==== Exercise material ====

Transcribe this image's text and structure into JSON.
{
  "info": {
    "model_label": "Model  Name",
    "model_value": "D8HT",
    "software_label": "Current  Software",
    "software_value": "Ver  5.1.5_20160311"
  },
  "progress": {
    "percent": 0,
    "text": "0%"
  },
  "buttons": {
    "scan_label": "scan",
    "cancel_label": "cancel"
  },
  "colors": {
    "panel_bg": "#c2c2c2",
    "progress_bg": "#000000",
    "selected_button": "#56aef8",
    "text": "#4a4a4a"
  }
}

====

What to do
Reproduce the full set of records precisely.

Exercise solution
Transcribe this image's text and structure into JSON.
{
  "info": {
    "model_label": "Model  Name",
    "model_value": "D8HT",
    "software_label": "Current  Software",
    "software_value": "Ver  5.1.5_20160311"
  },
  "progress": {
    "percent": 0,
    "text": "0%"
  },
  "buttons": {
    "scan_label": "scan",
    "cancel_label": "cancel"
  },
  "colors": {
    "panel_bg": "#c2c2c2",
    "progress_bg": "#000000",
    "selected_button": "#56aef8",
    "text": "#4a4a4a"
  }
}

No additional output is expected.